# What to do:
Print the complete set of entries exactly.

# Source data:

====

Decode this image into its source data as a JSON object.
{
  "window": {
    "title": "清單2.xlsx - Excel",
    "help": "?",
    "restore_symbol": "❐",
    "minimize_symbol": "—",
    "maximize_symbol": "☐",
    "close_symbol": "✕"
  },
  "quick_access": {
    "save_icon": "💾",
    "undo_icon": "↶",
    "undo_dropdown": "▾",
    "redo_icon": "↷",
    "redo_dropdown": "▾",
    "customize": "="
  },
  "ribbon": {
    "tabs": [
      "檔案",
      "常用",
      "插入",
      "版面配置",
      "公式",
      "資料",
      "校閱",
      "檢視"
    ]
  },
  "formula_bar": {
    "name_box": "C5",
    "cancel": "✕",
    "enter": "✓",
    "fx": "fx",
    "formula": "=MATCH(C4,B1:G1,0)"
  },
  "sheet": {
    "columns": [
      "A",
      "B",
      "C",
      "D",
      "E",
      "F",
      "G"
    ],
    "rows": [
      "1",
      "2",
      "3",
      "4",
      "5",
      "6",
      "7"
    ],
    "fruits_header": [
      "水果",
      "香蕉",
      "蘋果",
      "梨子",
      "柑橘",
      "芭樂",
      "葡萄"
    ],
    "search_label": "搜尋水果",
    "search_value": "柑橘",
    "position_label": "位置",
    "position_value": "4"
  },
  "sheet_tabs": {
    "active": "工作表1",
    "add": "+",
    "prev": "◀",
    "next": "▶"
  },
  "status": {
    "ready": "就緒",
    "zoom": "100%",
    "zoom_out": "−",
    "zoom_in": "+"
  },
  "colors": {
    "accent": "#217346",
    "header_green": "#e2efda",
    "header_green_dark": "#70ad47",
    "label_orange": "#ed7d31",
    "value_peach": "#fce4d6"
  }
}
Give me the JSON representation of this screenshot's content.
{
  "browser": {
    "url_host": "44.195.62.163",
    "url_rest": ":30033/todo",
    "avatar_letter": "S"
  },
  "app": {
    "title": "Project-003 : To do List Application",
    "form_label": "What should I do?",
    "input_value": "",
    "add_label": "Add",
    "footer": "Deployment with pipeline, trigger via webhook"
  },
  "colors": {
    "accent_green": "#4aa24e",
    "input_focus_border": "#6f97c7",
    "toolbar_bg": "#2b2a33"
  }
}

====

# Answer to the problem:
Decode this image into its source data as a JSON object.
{
  "window": {
    "title": "清單2.xlsx - Excel",
    "help": "?",
    "restore_symbol": "❐",
    "minimize_symbol": "—",
    "maximize_symbol": "☐",
    "close_symbol": "✕"
  },
  "quick_access": {
    "save_icon": "💾",
    "undo_icon": "↶",
    "undo_dropdown": "▾",
    "redo_icon": "↷",
    "redo_dropdown": "▾",
    "customize": "="
  },
  "ribbon": {
    "tabs": [
      "檔案",
      "常用",
      "插入",
      "版面配置",
      "公式",
      "資料",
      "校閱",
      "檢視"
    ]
  },
  "formula_bar": {
    "name_box": "C5",
    "cancel": "✕",
    "enter": "✓",
    "fx": "fx",
    "formula": "=MATCH(C4,B1:G1,0)"
  },
  "sheet": {
    "columns": [
      "A",
      "B",
      "C",
      "D",
      "E",
      "F",
      "G"
    ],
    "rows": [
      "1",
      "2",
      "3",
      "4",
      "5",
      "6",
      "7"
    ],
    "fruits_header": [
      "水果",
      "香蕉",
      "蘋果",
      "梨子",
      "柑橘",
      "芭樂",
      "葡萄"
    ],
    "search_label": "搜尋水果",
    "search_value": "柑橘",
    "position_label": "位置",
    "position_value": "4"
  },
  "sheet_tabs": {
    "active": "工作表1",
    "add": "+",
    "prev": "◀",
    "next": "▶"
  },
  "status": {
    "ready": "就緒",
    "zoom": "100%",
    "zoom_out": "−",
    "zoom_in": "+"
  },
  "colors": {
    "accent": "#217346",
    "header_green": "#e2efda",
    "header_green_dark": "#70ad47",
    "label_orange": "#ed7d31",
    "value_peach": "#fce4d6"
  }
}
Give me the JSON representation of this screenshot's content.
{
  "browser": {
    "url_host": "44.195.62.163",
    "url_rest": ":30033/todo",
    "avatar_letter": "S"
  },
  "app": {
    "title": "Project-003 : To do List Application",
    "form_label": "What should I do?",
    "input_value": "",
    "add_label": "Add",
    "footer": "Deployment with pipeline, trigger via webhook"
  },
  "colors": {
    "accent_green": "#4aa24e",
    "input_focus_border": "#6f97c7",
    "toolbar_bg": "#2b2a33"
  }
}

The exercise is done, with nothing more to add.